## BEGIN Provided data

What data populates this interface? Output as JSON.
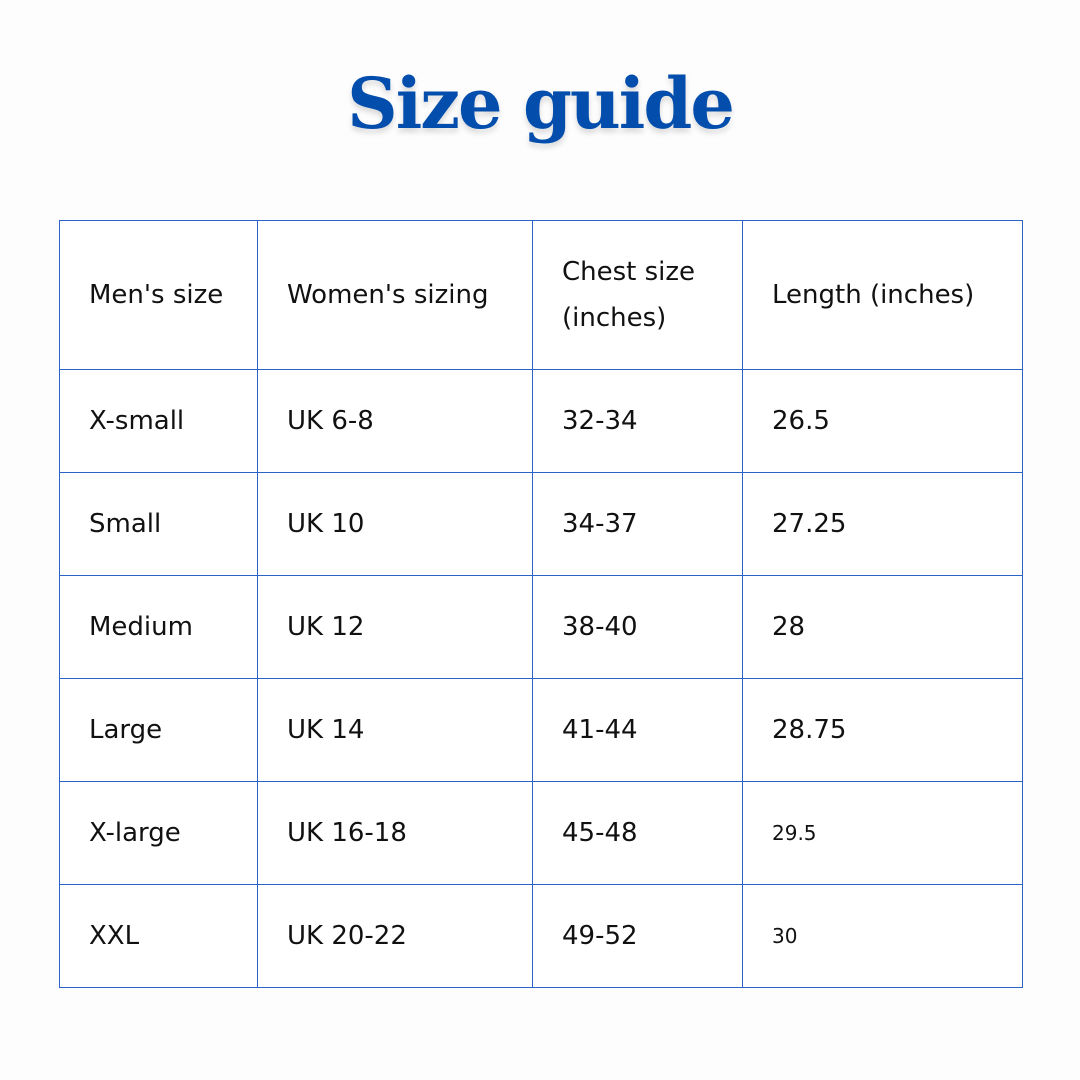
{
  "title": "Size guide",
  "colors": {
    "title": "#034ead",
    "border": "#2a63c4"
  },
  "table": {
    "headers": [
      "Men's size",
      "Women's sizing",
      "Chest size (inches)",
      "Length (inches)"
    ],
    "rows": [
      [
        "X-small",
        "UK 6-8",
        "32-34",
        "26.5"
      ],
      [
        "Small",
        "UK 10",
        "34-37",
        "27.25"
      ],
      [
        "Medium",
        "UK 12",
        "38-40",
        "28"
      ],
      [
        "Large",
        "UK 14",
        "41-44",
        "28.75"
      ],
      [
        "X-large",
        "UK 16-18",
        "45-48",
        "29.5"
      ],
      [
        "XXL",
        "UK 20-22",
        "49-52",
        "30"
      ]
    ]
  }
}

## END Provided data

§ **What is needed**
Will you restate every entry word for word and omit the images?

§ **Answer to this exercise**
What data populates this interface? Output as JSON.
{
  "title": "Size guide",
  "colors": {
    "title": "#034ead",
    "border": "#2a63c4"
  },
  "table": {
    "headers": [
      "Men's size",
      "Women's sizing",
      "Chest size (inches)",
      "Length (inches)"
    ],
    "rows": [
      [
        "X-small",
        "UK 6-8",
        "32-34",
        "26.5"
      ],
      [
        "Small",
        "UK 10",
        "34-37",
        "27.25"
      ],
      [
        "Medium",
        "UK 12",
        "38-40",
        "28"
      ],
      [
        "Large",
        "UK 14",
        "41-44",
        "28.75"
      ],
      [
        "X-large",
        "UK 16-18",
        "45-48",
        "29.5"
      ],
      [
        "XXL",
        "UK 20-22",
        "49-52",
        "30"
      ]
    ]
  }
}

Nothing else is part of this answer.